(WHAT TO DO):
Comb the records below for the string "frac" and copy each line where it turns up.
◆ ◆ ◆ ◆ ◆
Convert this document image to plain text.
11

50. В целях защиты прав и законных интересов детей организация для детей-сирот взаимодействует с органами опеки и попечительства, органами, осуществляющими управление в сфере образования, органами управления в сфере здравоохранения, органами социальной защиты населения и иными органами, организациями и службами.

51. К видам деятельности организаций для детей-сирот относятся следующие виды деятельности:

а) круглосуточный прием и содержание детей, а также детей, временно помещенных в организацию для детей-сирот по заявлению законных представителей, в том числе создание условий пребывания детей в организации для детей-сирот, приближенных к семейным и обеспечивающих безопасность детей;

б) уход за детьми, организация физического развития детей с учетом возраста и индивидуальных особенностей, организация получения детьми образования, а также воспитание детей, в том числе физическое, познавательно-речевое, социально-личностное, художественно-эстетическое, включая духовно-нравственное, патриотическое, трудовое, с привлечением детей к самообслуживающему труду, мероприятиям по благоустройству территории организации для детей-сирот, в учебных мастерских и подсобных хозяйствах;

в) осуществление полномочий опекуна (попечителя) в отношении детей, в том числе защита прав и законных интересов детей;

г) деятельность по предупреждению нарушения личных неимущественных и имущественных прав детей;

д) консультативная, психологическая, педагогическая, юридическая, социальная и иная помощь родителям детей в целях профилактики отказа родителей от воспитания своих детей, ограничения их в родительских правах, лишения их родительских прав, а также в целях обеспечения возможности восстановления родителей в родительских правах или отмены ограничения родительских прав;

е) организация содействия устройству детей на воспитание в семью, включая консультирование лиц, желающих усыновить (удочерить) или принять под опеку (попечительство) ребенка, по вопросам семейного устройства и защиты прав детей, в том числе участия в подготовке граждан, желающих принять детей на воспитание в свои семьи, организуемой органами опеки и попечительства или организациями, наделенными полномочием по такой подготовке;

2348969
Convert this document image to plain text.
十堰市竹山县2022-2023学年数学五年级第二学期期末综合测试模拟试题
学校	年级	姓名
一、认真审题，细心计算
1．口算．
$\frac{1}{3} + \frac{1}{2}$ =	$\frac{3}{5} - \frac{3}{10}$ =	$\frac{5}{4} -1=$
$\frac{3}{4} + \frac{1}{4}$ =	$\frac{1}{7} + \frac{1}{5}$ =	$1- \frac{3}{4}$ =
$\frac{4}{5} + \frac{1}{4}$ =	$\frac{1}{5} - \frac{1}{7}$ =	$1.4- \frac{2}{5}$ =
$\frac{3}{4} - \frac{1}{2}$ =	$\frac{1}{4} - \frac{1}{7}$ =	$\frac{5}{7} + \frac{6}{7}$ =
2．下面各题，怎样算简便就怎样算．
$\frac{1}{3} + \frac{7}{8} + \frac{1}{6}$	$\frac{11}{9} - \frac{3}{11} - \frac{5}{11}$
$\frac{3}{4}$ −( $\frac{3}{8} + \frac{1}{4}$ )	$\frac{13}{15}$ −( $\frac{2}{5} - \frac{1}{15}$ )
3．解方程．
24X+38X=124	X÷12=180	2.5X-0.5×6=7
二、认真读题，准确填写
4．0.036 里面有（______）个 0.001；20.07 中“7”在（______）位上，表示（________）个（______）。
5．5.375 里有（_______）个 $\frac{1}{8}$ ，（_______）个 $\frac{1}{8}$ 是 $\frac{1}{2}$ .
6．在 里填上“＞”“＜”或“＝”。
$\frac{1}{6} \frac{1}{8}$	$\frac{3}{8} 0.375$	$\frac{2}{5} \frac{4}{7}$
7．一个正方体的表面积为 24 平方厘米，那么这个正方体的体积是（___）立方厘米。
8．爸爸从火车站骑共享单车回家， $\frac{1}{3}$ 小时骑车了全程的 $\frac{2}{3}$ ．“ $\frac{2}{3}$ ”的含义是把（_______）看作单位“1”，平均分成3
◆ ◆ ◆ ◆ ◆
(RESULT BELOW):
$\frac{1}{3} + \frac{1}{2}$ =	$\frac{3}{5} - \frac{3}{10}$ =	$\frac{5}{4} -1=$
$\frac{3}{4} + \frac{1}{4}$ =	$\frac{1}{7} + \frac{1}{5}$ =	$1- \frac{3}{4}$ =
$\frac{4}{5} + \frac{1}{4}$ =	$\frac{1}{5} - \frac{1}{7}$ =	$1.4- \frac{2}{5}$ =
$\frac{3}{4} - \frac{1}{2}$ =	$\frac{1}{4} - \frac{1}{7}$ =	$\frac{5}{7} + \frac{6}{7}$ =
$\frac{1}{3} + \frac{7}{8} + \frac{1}{6}$	$\frac{11}{9} - \frac{3}{11} - \frac{5}{11}$
$\frac{3}{4}$ −( $\frac{3}{8} + \frac{1}{4}$ )	$\frac{13}{15}$ −( $\frac{2}{5} - \frac{1}{15}$ )
5．5.375 里有（_______）个 $\frac{1}{8}$ ，（_______）个 $\frac{1}{8}$ 是 $\frac{1}{2}$ .
$\frac{1}{6} \frac{1}{8}$	$\frac{3}{8} 0.375$	$\frac{2}{5} \frac{4}{7}$
8．爸爸从火车站骑共享单车回家， $\frac{1}{3}$ 小时骑车了全程的 $\frac{2}{3}$ ．“ $\frac{2}{3}$ ”的含义是把（_______）看作单位“1”，平均分成3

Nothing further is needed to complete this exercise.